• WORK INSTRUCTIONS: Records follow. Copy every line with "this".

• GIVEN RECORDS:
════════════════════
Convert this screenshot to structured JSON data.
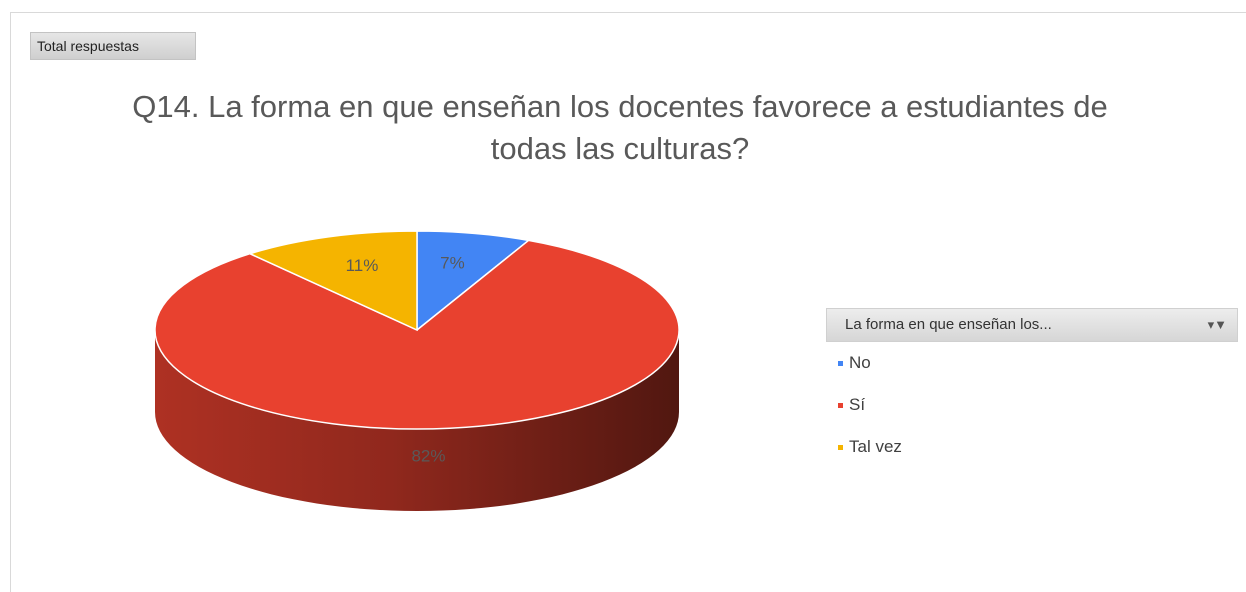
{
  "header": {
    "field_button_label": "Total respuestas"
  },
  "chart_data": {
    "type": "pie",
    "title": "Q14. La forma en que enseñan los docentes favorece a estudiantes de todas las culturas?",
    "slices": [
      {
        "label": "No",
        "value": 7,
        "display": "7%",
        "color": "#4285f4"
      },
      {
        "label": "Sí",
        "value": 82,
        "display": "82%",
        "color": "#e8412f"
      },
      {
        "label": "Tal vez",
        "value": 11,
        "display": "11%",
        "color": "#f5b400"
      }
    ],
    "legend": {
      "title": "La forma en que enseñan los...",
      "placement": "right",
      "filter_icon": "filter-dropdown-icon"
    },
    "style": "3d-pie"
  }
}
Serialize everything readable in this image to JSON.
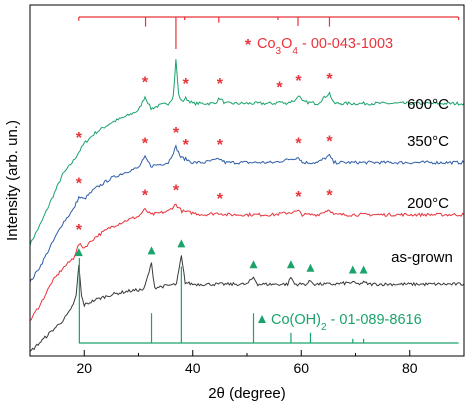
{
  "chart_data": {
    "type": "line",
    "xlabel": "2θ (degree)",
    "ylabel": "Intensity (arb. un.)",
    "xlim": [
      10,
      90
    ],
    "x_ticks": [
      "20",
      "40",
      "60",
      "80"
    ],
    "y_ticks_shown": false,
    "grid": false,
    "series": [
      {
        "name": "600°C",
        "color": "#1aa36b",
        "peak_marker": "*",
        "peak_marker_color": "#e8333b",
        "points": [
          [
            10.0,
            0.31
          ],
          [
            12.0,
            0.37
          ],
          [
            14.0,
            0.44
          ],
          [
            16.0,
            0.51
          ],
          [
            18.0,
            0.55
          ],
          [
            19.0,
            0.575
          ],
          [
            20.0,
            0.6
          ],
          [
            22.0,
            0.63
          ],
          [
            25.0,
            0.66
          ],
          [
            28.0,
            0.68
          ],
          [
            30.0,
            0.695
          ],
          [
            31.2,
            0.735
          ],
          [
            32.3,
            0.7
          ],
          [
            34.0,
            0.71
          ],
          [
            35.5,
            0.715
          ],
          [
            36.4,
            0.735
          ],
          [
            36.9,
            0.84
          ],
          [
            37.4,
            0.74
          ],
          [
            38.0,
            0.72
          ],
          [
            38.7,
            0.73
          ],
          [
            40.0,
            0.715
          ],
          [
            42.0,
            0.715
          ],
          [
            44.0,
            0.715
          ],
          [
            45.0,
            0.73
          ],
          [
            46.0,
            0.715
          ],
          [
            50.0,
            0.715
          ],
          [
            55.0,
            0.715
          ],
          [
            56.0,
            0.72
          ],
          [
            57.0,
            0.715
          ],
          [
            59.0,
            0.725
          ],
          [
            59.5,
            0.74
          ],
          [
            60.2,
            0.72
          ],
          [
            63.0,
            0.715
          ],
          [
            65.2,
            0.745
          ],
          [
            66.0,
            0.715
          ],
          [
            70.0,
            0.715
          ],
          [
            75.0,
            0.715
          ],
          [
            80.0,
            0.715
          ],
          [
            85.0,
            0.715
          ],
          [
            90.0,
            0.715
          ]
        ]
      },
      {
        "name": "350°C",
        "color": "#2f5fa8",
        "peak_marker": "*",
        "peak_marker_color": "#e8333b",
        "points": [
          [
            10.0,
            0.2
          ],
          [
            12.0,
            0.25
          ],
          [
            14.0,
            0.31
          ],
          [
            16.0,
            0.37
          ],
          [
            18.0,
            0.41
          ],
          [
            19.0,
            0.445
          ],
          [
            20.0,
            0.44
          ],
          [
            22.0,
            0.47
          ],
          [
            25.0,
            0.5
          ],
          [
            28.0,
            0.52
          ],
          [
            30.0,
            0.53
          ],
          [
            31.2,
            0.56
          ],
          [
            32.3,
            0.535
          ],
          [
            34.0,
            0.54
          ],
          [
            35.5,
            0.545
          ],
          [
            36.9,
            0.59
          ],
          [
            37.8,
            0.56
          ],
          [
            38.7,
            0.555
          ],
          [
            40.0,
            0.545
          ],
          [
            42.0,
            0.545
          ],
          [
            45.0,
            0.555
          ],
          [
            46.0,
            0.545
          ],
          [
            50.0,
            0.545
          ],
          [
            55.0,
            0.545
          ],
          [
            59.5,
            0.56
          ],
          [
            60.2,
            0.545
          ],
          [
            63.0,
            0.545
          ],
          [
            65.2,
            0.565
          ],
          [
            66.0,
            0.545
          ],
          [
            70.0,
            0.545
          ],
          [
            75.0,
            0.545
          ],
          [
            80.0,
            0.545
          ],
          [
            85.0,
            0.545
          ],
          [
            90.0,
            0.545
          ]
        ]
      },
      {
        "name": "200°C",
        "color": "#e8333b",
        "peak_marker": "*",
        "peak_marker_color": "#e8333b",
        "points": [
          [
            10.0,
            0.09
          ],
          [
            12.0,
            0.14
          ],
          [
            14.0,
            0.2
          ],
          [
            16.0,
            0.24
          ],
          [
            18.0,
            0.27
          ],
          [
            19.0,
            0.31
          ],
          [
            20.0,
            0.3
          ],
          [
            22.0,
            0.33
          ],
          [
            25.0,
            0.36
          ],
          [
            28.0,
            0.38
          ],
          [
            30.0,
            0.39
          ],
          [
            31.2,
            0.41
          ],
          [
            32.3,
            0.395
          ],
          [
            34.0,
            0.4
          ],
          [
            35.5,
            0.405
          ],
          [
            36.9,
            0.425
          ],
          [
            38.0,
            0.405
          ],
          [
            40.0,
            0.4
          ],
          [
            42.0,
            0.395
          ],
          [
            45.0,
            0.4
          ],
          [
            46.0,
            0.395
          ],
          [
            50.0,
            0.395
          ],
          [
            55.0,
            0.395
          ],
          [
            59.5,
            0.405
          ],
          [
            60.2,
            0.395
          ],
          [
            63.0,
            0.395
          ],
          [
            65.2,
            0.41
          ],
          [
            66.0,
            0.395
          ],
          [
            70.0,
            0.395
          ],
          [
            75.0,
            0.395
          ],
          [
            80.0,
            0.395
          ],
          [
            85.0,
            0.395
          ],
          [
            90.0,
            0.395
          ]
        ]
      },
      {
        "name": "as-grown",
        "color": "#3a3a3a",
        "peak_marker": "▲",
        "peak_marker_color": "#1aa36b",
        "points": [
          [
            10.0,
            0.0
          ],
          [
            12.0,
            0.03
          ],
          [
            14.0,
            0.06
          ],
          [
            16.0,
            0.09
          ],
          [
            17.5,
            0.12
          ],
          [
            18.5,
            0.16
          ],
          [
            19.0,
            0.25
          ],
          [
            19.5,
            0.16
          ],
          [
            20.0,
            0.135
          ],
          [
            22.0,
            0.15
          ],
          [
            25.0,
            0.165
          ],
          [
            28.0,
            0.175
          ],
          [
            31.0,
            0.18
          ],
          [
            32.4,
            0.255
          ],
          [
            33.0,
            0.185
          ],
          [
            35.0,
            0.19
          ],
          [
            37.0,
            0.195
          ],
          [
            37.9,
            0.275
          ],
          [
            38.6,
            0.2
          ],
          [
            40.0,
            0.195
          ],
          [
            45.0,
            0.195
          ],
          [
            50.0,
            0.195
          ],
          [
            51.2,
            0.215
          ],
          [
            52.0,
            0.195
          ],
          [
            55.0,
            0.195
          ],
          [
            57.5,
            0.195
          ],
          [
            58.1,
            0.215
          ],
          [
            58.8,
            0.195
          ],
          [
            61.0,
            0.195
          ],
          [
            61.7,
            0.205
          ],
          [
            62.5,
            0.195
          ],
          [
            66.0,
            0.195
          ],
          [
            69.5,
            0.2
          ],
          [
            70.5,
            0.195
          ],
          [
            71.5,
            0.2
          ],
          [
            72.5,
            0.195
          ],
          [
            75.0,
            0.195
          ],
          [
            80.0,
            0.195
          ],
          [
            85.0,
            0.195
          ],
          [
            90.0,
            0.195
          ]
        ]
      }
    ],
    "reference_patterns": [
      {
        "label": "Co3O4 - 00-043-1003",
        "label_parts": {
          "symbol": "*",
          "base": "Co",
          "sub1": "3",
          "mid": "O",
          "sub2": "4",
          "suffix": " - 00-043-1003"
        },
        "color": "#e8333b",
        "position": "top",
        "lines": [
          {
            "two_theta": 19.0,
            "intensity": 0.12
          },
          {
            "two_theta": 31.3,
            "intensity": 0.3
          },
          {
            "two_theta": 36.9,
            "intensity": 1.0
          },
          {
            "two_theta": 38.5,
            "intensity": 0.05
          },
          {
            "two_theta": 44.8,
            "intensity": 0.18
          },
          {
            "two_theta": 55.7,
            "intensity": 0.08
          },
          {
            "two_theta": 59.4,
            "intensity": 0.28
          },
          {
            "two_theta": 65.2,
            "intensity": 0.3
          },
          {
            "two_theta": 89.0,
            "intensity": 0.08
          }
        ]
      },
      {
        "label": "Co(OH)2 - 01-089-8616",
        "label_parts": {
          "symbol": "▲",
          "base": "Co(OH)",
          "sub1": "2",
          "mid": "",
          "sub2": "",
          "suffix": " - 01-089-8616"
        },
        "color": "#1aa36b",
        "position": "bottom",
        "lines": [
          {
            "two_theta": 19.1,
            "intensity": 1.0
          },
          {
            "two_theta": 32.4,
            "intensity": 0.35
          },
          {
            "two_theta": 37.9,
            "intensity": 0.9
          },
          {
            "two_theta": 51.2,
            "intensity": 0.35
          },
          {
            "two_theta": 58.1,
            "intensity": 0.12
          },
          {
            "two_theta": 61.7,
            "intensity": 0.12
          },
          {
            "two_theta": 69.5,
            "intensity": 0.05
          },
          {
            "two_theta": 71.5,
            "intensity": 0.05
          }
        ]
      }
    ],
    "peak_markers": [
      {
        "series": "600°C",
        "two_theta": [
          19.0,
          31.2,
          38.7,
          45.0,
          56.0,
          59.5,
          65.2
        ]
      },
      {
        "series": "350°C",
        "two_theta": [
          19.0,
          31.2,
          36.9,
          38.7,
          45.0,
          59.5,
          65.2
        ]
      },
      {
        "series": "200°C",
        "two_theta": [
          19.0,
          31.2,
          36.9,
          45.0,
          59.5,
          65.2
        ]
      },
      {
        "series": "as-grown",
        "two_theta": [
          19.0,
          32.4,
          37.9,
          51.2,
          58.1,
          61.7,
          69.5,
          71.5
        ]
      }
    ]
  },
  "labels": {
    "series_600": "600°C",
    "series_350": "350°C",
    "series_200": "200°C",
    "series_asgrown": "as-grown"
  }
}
════════════════════
• OUTPUT:
Convert this screenshot to structured JSON data.
Serialize everything readable in this image to JSON.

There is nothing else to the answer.